start

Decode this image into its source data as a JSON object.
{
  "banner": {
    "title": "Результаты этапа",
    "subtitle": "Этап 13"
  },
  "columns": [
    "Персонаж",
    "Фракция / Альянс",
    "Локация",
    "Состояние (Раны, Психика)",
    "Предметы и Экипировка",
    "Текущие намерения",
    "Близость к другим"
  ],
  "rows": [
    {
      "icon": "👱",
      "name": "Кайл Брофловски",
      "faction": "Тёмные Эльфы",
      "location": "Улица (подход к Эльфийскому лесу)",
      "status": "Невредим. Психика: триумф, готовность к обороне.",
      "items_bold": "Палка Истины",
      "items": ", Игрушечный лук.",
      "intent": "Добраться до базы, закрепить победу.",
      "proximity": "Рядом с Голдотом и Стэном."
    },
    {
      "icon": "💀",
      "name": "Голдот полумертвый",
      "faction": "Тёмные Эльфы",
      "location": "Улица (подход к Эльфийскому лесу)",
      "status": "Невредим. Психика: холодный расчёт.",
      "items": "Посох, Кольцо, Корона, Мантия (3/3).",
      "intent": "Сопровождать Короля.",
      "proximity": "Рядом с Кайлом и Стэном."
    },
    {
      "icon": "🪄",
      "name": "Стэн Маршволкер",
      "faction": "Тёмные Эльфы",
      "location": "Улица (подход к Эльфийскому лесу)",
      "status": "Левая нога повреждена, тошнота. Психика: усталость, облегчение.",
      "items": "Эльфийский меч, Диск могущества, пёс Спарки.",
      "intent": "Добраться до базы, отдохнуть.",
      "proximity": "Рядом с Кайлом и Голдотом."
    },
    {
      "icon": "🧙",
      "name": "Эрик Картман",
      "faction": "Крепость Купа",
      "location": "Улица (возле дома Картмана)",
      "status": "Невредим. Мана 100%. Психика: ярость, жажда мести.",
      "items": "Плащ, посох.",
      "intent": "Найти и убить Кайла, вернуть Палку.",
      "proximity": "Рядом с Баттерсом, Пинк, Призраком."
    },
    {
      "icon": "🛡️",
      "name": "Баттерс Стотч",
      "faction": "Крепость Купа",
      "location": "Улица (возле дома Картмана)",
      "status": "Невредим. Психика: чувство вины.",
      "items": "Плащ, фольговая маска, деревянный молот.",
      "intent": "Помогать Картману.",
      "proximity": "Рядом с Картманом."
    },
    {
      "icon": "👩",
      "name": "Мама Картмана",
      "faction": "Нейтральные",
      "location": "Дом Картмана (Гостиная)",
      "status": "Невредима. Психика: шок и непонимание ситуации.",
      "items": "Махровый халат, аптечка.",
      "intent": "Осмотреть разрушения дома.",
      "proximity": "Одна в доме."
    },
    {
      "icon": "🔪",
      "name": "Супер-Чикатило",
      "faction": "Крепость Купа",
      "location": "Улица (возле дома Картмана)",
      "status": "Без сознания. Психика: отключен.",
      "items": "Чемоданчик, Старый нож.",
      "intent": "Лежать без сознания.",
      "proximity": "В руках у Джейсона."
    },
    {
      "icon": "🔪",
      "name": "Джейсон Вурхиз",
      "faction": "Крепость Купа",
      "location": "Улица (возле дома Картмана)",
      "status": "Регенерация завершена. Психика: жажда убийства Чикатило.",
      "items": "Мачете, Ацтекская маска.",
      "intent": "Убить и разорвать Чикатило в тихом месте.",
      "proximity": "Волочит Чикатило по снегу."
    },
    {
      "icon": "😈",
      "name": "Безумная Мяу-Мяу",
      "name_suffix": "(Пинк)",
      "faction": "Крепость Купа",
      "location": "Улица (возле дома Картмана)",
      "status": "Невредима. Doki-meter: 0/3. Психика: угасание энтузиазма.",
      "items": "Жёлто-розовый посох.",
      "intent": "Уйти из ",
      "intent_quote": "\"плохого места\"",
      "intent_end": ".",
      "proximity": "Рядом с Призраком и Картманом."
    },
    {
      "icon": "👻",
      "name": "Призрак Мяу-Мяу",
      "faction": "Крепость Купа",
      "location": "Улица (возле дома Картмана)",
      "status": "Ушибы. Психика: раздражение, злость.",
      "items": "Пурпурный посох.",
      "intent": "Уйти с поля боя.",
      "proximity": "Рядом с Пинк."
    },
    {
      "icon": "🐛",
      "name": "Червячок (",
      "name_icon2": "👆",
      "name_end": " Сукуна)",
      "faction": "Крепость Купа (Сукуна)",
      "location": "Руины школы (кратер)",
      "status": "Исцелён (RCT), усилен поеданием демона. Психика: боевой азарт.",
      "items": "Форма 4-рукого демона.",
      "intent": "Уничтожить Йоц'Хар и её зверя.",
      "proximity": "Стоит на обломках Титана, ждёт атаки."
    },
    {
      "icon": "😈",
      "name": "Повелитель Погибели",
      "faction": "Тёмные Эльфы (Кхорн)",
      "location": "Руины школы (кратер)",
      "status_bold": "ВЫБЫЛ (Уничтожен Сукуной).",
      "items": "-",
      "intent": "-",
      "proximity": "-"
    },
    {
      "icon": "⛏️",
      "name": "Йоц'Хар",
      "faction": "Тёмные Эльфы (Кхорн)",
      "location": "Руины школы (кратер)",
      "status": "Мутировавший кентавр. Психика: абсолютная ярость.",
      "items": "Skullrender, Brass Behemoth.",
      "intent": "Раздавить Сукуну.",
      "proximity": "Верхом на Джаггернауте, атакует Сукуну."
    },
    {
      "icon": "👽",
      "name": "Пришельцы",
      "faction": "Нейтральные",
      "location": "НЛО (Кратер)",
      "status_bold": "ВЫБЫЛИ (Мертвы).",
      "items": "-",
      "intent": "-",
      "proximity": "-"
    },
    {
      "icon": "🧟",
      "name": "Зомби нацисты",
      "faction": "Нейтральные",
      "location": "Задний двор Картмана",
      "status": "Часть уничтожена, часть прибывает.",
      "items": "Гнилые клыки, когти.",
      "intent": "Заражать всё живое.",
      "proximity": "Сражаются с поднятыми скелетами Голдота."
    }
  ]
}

end

Written exercise. Identify every line where the string "Картманом" appears.

Answer to this task.
      "proximity": "Рядом с Картманом."
      "proximity": "Рядом с Призраком и Картманом."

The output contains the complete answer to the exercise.